- Task directions: Copy out each line in the material below that has the word "Artifact".

☆ ☆ ☆ ☆ ☆ ☆ ☆

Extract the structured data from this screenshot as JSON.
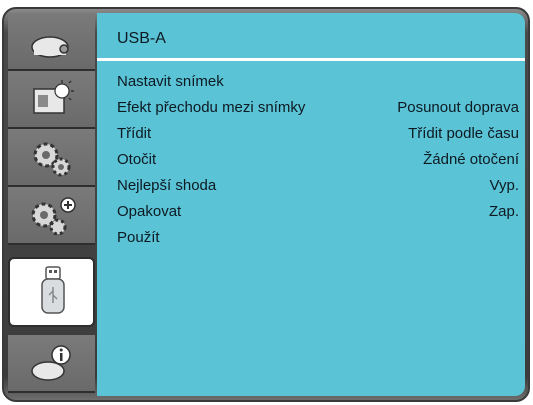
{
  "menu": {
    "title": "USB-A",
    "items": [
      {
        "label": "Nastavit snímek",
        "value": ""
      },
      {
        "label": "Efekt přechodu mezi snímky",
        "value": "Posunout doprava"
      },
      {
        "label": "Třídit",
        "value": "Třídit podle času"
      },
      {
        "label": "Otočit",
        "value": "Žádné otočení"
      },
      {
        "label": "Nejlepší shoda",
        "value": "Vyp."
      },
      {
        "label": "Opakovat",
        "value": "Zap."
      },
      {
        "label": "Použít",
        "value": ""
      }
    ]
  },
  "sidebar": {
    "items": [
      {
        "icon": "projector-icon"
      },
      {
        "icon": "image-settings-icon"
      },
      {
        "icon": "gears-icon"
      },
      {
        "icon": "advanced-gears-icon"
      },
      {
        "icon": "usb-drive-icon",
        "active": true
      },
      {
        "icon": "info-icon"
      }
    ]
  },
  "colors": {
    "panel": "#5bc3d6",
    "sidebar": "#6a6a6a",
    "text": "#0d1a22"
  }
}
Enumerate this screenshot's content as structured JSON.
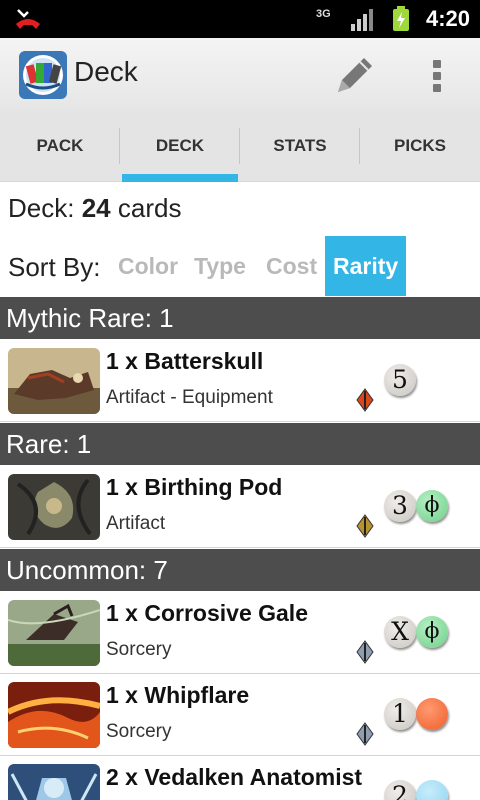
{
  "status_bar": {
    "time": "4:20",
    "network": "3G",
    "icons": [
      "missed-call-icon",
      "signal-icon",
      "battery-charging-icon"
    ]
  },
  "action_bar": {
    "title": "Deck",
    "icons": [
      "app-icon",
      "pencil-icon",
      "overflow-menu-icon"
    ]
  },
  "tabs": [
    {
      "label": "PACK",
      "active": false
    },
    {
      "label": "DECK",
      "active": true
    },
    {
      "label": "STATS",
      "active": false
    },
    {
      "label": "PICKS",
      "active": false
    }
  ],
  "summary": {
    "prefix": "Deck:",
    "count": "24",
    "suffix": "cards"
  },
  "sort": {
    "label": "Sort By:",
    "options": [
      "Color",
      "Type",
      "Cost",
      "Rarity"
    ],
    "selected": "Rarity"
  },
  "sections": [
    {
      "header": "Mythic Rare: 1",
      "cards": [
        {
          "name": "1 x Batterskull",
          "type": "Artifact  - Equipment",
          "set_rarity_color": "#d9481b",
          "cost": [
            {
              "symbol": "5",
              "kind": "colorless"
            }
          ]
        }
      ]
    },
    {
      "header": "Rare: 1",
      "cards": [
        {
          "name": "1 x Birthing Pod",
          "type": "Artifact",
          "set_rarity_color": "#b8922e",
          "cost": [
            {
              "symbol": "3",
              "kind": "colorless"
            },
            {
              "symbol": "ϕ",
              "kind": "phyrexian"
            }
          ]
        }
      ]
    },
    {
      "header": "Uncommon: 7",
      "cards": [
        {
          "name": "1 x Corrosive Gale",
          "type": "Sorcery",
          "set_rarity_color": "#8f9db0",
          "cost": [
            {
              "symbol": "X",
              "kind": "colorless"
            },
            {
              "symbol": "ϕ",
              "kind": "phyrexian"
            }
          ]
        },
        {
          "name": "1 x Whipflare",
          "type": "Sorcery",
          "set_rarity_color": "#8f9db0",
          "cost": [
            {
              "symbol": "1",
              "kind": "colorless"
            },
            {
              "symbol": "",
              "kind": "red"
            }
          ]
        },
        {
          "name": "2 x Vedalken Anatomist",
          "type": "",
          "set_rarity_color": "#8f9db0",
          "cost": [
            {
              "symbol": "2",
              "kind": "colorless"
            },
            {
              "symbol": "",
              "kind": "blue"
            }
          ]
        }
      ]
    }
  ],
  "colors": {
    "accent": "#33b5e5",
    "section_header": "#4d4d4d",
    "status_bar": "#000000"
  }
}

☆ ☆ ☆ ☆ ☆ ☆ ☆

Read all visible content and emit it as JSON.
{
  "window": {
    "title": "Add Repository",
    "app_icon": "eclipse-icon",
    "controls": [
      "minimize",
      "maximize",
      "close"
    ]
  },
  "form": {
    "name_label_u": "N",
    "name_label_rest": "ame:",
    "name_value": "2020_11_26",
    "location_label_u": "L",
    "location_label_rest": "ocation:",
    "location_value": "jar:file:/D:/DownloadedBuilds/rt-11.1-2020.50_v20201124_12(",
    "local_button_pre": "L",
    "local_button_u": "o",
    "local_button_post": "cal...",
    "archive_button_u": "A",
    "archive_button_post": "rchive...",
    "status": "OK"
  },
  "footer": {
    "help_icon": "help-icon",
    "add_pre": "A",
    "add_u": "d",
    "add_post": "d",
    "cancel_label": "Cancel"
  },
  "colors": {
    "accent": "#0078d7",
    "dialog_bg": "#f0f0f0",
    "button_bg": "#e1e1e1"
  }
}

☆ ☆ ☆ ☆ ☆ ☆ ☆

- Task output:
          "type": "Artifact  - Equipment",
          "type": "Artifact",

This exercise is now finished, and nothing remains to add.